### EXCERPT TO READ
— Begin —

SET allows the user to adjust several parameters relating to PSPP’s execution. Since there are many subcommands to this command, its subcommands will be examined in groups.

For subcommands that take boolean values, ON and YES are synonymous, as are OFF and NO, when used as subcommand values.

The data input subcommands affect the way that data is read from data files. The data input subcommands are

BLANKS

This is the value assigned to an item data item that is empty or contains only white space. An argument of SYSMIS or ’.’ will cause the system-missing value to be assigned to null items. This is the default. Any real value may be assigned.

DECIMAL

This value may be set to DOT or COMMA. Setting it to DOT causes the decimal point character to be ‘.’ and the grouping character to be ‘,’. Setting it to COMMA causes the decimal point character to be ‘,’ and the grouping character to be ‘.’. The default value is determined from the system locale.

— End —

### DATA PROVIDED
— Begin —

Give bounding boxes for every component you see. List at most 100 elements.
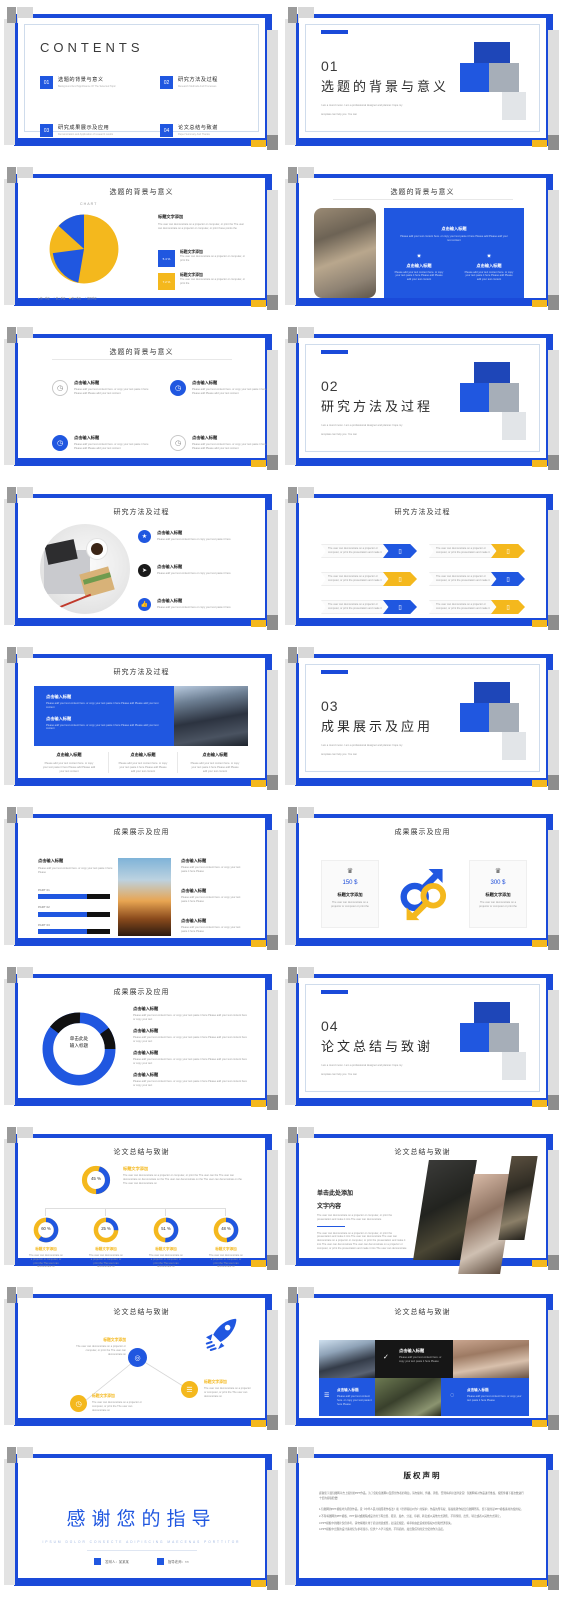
slide-page: 研究方法及过程 ★ 点击输入标题 Please add your text co… (18, 498, 265, 618)
slide-thumbnail-photo-blue-panel[interactable]: 选题的背景与意义 点击输入标题 Please add your text con… (281, 160, 562, 320)
list-icon: ☰ (181, 1381, 198, 1398)
item-heading: 点击输入标题 (74, 435, 100, 440)
donut-top-body: 标题文字添加 The user can demonstrate on a pro… (123, 1166, 245, 1185)
frame-right-gray (548, 990, 559, 1095)
chevron-text: The user can demonstrate on a projector … (328, 603, 382, 610)
slide-thumbnail-rocket-nodes[interactable]: 论文总结与致谢 ◎ ◷ ☰ 标题文字添加 The user can demons… (0, 1280, 281, 1440)
item-heading: 点击输入标题 (133, 1006, 159, 1011)
frame-side-bar (4, 179, 15, 305)
thanks-subtitle: IPSUM DOLOR CONSECTE ADIPISCING MAECENAS… (42, 1540, 241, 1544)
title-rule (51, 359, 232, 360)
node-body: The user can demonstrate on a projector … (92, 1401, 142, 1412)
slide-thumbnail-four-icons[interactable]: 选题的背景与意义 ◷ 点击输入标题 Please add your text c… (0, 320, 281, 480)
progress-bar-3 (38, 929, 110, 935)
node-percent: 48 % (221, 1226, 231, 1231)
slide-page: 论文总结与致谢 45 % 标题文字添加 The user can demonst… (18, 1138, 265, 1268)
slide-thumbnail-pie-chart[interactable]: 选题的背景与意义 CHART ■ 第一季度 ■ 第二季度 ■ 第三季度 ■ 第四… (0, 160, 281, 320)
slide-thumbnail-donut-list[interactable]: 成果展示及应用 单击此处 输入标题 点击输入标题 Please add your… (0, 960, 281, 1120)
col-text: Please add your text content here. or co… (42, 762, 96, 773)
photo-diploma-alley (314, 208, 376, 298)
paragraph-2: The user can demonstrate on a projector … (317, 1231, 407, 1250)
chevron-row-2[interactable]: The user can demonstrate on a projector … (429, 544, 527, 558)
frame-corner-gray-dark (7, 327, 16, 343)
stat-row-2: 7.2 % 标题文字添加 The user can demonstrate on… (158, 273, 246, 290)
price-card-1[interactable]: ♛ 150 $ 标题文字添加 The user can demonstrate … (321, 860, 379, 928)
slide-thumbnail-contents[interactable]: CONTENTS 01 选题的背景与意义 Background And Sign… (0, 0, 281, 160)
frame-side-bar (285, 1139, 296, 1265)
tree-node-4: 48 % 标题文字添加 The user can demonstrate on … (206, 1216, 246, 1269)
slide-thumbnail-section-01[interactable]: 01 选题的背景与意义 I am a round moon. I am a pr… (281, 0, 562, 160)
section-subtitle: I am a round moon. I am a professional d… (321, 1064, 461, 1077)
body-text: The user can demonstrate on a projector … (158, 223, 245, 230)
photo-teamwork-hands (174, 686, 248, 746)
frame-corner-gray-dark (7, 7, 16, 23)
page-title: 成果展示及应用 (113, 989, 170, 996)
slide-thumbnail-thanks[interactable]: 感谢您的指导 IPSUM DOLOR CONSECTE ADIPISCING M… (0, 1440, 281, 1600)
frame-accent-yellow (251, 140, 266, 147)
node-text-1: 标题文字添加 The user can demonstrate on a pro… (76, 1338, 126, 1356)
node-body: The user can demonstrate on a projector … (204, 1387, 251, 1398)
frame-right-gray (548, 190, 559, 295)
item-text: Please add your text content here. or co… (181, 896, 241, 903)
section-title: 选题的背景与意义 (321, 79, 450, 94)
frame-right-gray (267, 510, 278, 615)
node-heading: 标题文字添加 (155, 1247, 177, 1251)
slide-thumbnail-section-03[interactable]: 03 成果展示及应用 I am a round moon. I am a pro… (281, 640, 562, 800)
frame-right-gray (548, 350, 559, 455)
slide-thumbnail-photo-grid[interactable]: 论文总结与致谢 ✓ 点击输入标题 Please add your text co… (281, 1280, 562, 1440)
node-heading: 标题文字添加 (95, 1247, 117, 1251)
chart-label: CHART (80, 202, 98, 206)
item-heading: 点击输入标题 (157, 598, 183, 603)
heading-line-1: 单击此处添加 (317, 1191, 354, 1197)
panel-col-2: ✷ 点击输入标题 Please add your text content he… (454, 253, 524, 282)
panel-text: Please add your text content here. or co… (400, 235, 508, 242)
slide-page: 02 研究方法及过程 I am a round moon. I am a pro… (299, 338, 546, 458)
frame-right-gray (267, 990, 278, 1095)
deco-square-gray (489, 1023, 519, 1052)
card-text: The user can demonstrate on a projector … (331, 901, 369, 908)
col-text: Please add your text content here. or co… (394, 270, 444, 282)
slide-thumbnail-copyright[interactable]: 版权声明 感谢您下载包图网平台上提供的PPT作品，为了您和包图网以及原创作者的利… (281, 1440, 562, 1600)
node-heading: 标题文字添加 (103, 1338, 126, 1342)
toc-label-cn: 研究成果展示及应用 (58, 125, 110, 131)
item-heading: 点击输入标题 (192, 380, 218, 385)
frame-accent-yellow (251, 1580, 266, 1587)
card-price: 300 $ (490, 880, 506, 886)
page-title: 选题的背景与意义 (109, 189, 174, 196)
deco-square-gray (489, 63, 519, 92)
blue-panel: 点击输入标题 Please add your text content here… (384, 208, 524, 298)
chevron-row-1[interactable]: The user can demonstrate on a projector … (321, 544, 419, 558)
chevron-row-5[interactable]: The user can demonstrate on a projector … (321, 600, 419, 614)
node-heading: 标题文字添加 (35, 1247, 57, 1251)
toc-badge: 03 (40, 124, 53, 137)
slide-thumbnail-diagonal-photos[interactable]: 论文总结与致谢 单击此处添加 文字内容 The user can demonst… (281, 1120, 562, 1280)
card-price: 150 $ (342, 880, 358, 886)
frame-right-gray (267, 30, 278, 135)
slide-thumbnail-chevrons[interactable]: 研究方法及过程 The user can demonstrate on a pr… (281, 480, 562, 640)
icon-item-2: ◷ 点击输入标题 Please add your text content he… (170, 380, 270, 396)
slide-thumbnail-section-02[interactable]: 02 研究方法及过程 I am a round moon. I am a pro… (281, 320, 562, 480)
frame-corner-gray-dark (7, 487, 16, 503)
slide-thumbnail-teamwork[interactable]: 研究方法及过程 点击输入标题 Please add your text cont… (0, 640, 281, 800)
slide-thumbnail-progress-photo[interactable]: 成果展示及应用 点击输入标题 Please add your text cont… (0, 800, 281, 960)
chevron-row-3[interactable]: The user can demonstrate on a projector … (321, 572, 419, 586)
item-heading: 点击输入标题 (133, 1050, 159, 1055)
item-heading: 点击输入标题 (133, 1028, 159, 1033)
stat-value: 5.4 % (158, 250, 175, 267)
chevron-row-4[interactable]: The user can demonstrate on a projector … (429, 572, 527, 586)
frame-side-bar (4, 339, 15, 465)
col-text: Please add your text content here. or co… (118, 762, 168, 773)
bullet-square-icon (156, 1558, 164, 1565)
frame-corner-gray-dark (288, 1127, 297, 1143)
tree-node-1: 60 % 标题文字添加 The user can demonstrate on … (26, 1216, 66, 1269)
slide-thumbnail-price-cards[interactable]: 成果展示及应用 ♛ 150 $ 标题文字添加 The user can demo… (281, 800, 562, 960)
donut-center-line-2: 输入标题 (69, 1042, 89, 1048)
chevron-row-6[interactable]: The user can demonstrate on a projector … (429, 600, 527, 614)
slide-thumbnail-donut-tree[interactable]: 论文总结与致谢 45 % 标题文字添加 The user can demonst… (0, 1120, 281, 1280)
price-card-2[interactable]: ♛ 300 $ 标题文字添加 The user can demonstrate … (469, 860, 527, 928)
slide-thumbnail-section-04[interactable]: 04 论文总结与致谢 I am a round moon. I am a pro… (281, 960, 562, 1120)
frame-accent-gray (267, 775, 278, 790)
slide-thumbnail-desk-photo-list[interactable]: 研究方法及过程 ★ 点击输入标题 Please add your text co… (0, 480, 281, 640)
toc-label-cn: 研究方法及过程 (178, 77, 218, 83)
toc-badge: 02 (160, 76, 173, 89)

— End —

### DIRECTIONS
1) Rewrite the SET command text from "The data input subcommands affect" up to and including "may be assigned.", switching "white space" to "whitespace".
2) Answer these questions from the SET command text.
(a) For subcommands that take boolean values, which value is synonymous with ON?
(b) Under BLANKS, what does an argument of SYSMIS or '.' cause?
(c) Which two values may DECIMAL be set to?
The data above is not needed for anything here.

### FULL ANSWERS
1)
The data input subcommands affect the way that data is read from data files. The data input subcommands are

BLANKS

This is the value assigned to an item data item that is empty or contains only whitespace. An argument of SYSMIS or ’.’ will cause the system-missing value to be assigned to null items. This is the default. Any real value may be assigned.

2)
(a) YES
(b) It causes the system-missing value to be assigned to null items.
(c) DOT or COMMA